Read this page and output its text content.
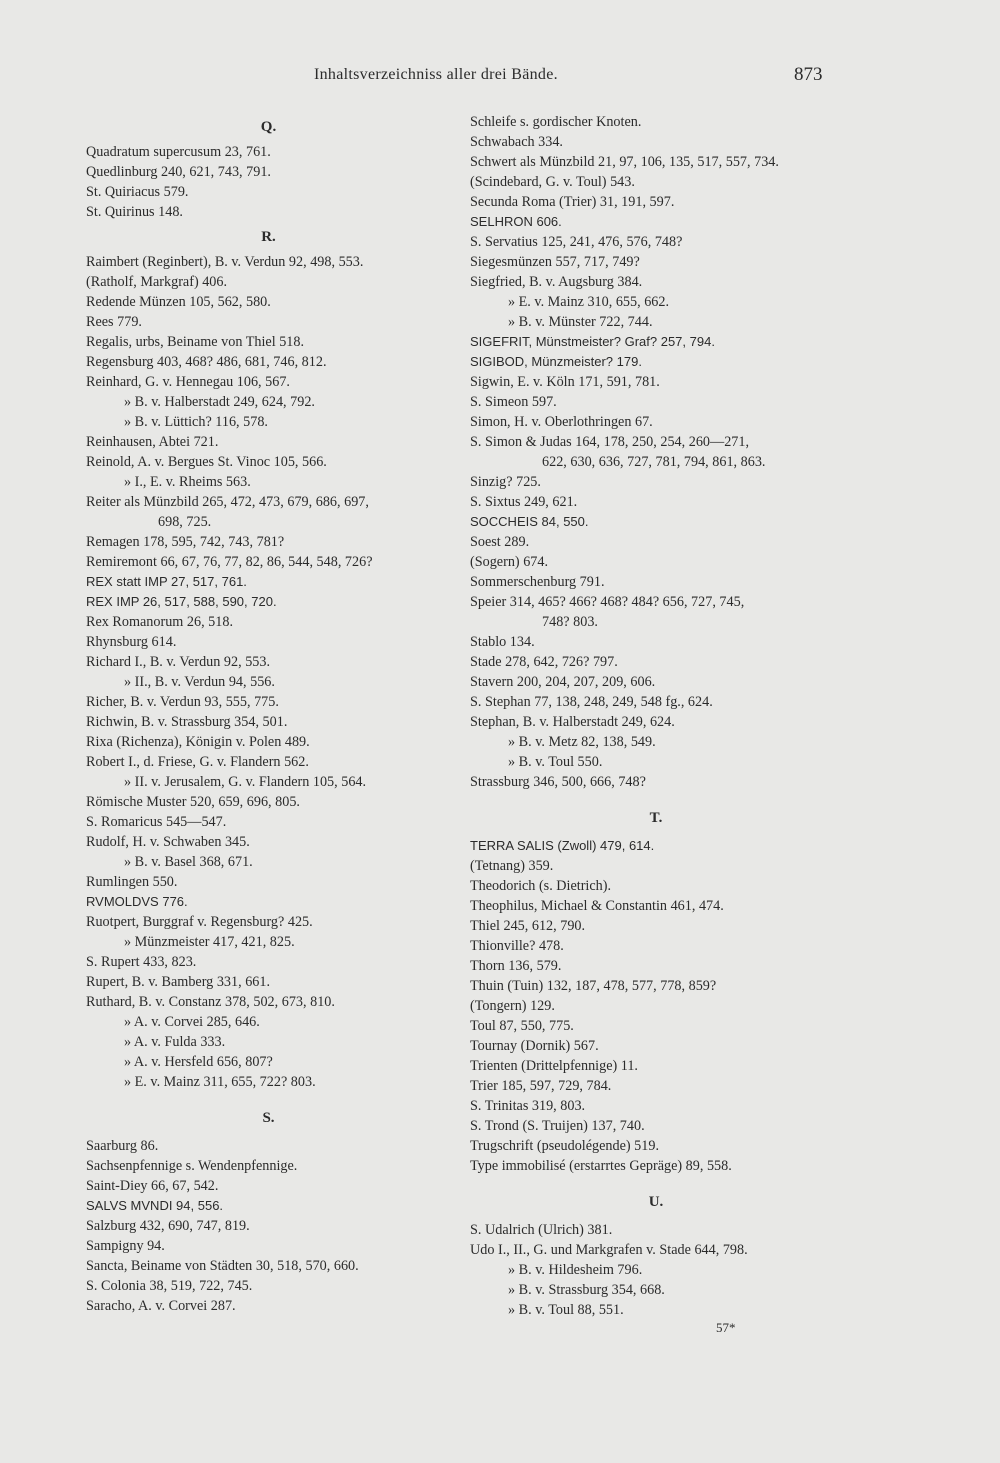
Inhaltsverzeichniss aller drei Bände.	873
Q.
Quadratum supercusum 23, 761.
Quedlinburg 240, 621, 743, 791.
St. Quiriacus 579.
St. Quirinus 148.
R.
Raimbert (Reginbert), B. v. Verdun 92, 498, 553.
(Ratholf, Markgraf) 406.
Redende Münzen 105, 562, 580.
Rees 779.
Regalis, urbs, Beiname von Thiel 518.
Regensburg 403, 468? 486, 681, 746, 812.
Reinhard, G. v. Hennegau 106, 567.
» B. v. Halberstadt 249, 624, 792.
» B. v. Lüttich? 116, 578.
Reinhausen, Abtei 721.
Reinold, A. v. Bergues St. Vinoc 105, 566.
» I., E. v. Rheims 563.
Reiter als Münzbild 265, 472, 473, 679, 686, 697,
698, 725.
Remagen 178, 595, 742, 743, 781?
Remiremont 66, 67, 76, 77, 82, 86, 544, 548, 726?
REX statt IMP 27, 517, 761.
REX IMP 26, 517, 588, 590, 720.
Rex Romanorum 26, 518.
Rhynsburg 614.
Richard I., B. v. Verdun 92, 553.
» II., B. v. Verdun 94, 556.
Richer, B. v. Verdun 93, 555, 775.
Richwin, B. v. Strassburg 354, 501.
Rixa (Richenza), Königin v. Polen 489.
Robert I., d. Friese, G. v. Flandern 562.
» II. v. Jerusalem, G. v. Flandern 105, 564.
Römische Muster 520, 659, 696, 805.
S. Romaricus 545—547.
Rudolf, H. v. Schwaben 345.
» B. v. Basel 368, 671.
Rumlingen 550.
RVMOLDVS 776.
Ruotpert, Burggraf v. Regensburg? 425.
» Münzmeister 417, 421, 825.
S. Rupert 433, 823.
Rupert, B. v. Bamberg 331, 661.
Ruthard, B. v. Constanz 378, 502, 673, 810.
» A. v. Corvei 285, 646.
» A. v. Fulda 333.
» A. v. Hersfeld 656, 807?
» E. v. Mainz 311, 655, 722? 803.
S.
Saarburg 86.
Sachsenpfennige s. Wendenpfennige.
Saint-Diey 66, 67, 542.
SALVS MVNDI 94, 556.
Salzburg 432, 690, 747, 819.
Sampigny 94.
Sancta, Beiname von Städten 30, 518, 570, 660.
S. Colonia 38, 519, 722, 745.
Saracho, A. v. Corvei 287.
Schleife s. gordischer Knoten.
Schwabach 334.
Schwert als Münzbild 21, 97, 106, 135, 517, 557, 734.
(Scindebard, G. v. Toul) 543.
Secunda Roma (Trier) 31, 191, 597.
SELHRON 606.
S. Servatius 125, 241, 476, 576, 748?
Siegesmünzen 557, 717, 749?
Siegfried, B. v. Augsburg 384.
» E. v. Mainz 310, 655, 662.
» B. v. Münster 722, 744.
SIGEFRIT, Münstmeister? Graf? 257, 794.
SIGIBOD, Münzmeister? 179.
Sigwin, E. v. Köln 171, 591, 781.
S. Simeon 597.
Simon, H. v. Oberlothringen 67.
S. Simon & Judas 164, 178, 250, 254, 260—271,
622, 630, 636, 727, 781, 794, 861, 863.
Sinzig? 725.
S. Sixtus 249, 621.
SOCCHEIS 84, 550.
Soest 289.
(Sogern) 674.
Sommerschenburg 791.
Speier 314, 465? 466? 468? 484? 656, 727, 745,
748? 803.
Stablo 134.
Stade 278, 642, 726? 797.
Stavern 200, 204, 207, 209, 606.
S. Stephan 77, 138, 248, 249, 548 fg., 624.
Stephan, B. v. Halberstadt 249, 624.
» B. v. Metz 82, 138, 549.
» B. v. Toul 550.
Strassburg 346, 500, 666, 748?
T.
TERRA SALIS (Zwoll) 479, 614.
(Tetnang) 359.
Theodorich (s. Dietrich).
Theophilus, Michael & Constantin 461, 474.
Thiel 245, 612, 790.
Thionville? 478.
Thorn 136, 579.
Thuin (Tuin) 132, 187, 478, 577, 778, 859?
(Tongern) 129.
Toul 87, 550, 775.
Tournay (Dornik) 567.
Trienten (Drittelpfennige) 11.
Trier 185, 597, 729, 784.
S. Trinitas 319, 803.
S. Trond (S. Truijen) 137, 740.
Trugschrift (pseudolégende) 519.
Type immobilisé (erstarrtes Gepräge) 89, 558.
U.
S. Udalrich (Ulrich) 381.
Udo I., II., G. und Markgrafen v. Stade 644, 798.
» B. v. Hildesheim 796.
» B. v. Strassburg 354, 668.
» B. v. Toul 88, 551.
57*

▬▬▬

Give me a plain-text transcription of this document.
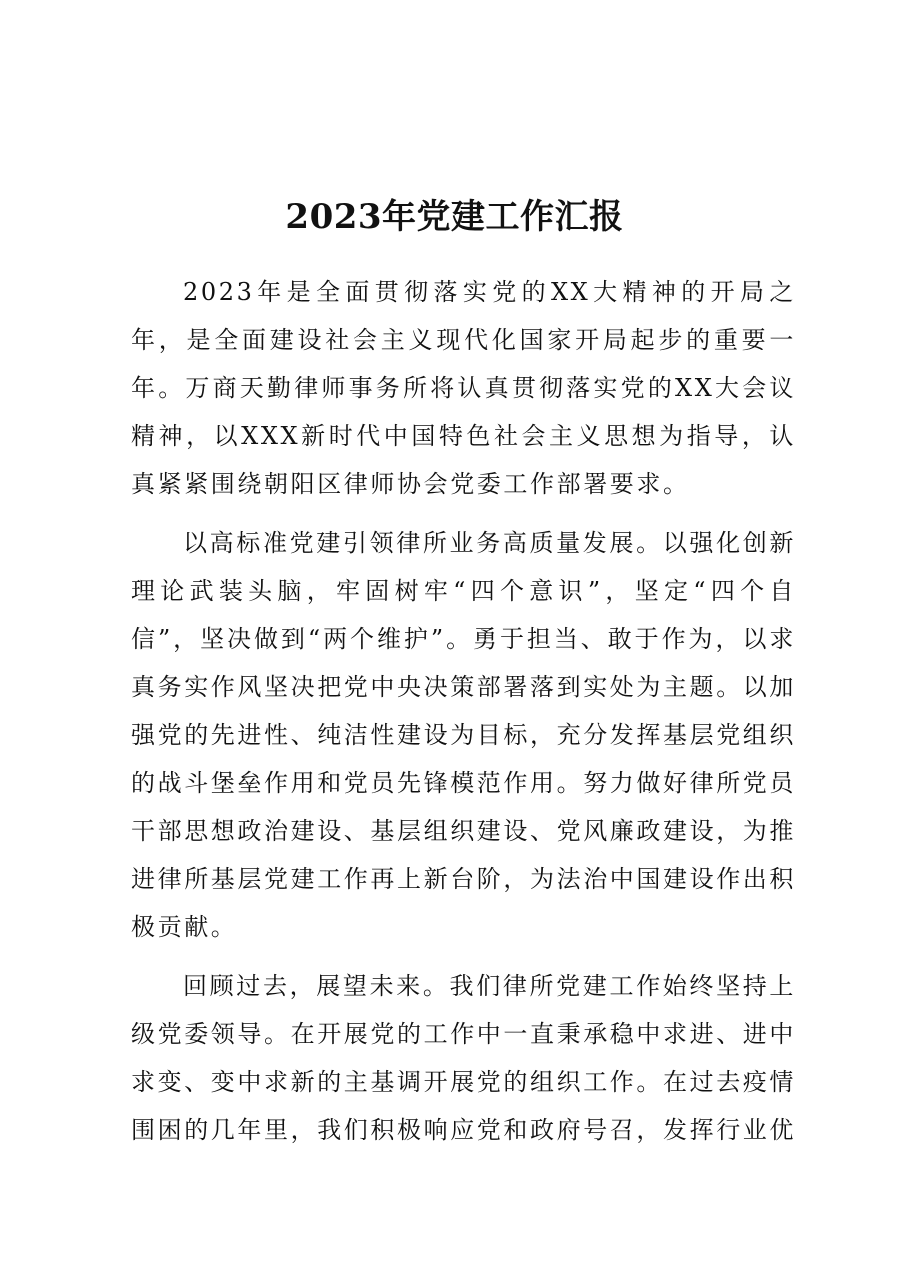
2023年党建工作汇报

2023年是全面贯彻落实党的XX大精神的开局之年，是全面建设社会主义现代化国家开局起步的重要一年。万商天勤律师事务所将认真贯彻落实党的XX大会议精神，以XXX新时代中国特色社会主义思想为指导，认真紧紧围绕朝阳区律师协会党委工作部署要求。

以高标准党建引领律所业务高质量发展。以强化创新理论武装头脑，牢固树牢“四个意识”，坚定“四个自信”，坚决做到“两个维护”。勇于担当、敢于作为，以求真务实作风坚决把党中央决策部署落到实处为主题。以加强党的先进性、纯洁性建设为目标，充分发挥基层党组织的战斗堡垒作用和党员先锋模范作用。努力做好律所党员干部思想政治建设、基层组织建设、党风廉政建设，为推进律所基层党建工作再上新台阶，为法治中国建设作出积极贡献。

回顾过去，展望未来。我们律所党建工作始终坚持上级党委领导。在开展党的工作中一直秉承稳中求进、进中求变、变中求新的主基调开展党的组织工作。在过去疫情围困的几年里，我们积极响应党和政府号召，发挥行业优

▬▬▬

Exercise details:
Give the number of lines in the data that contain "text", with no other words.

Completed exercise:
2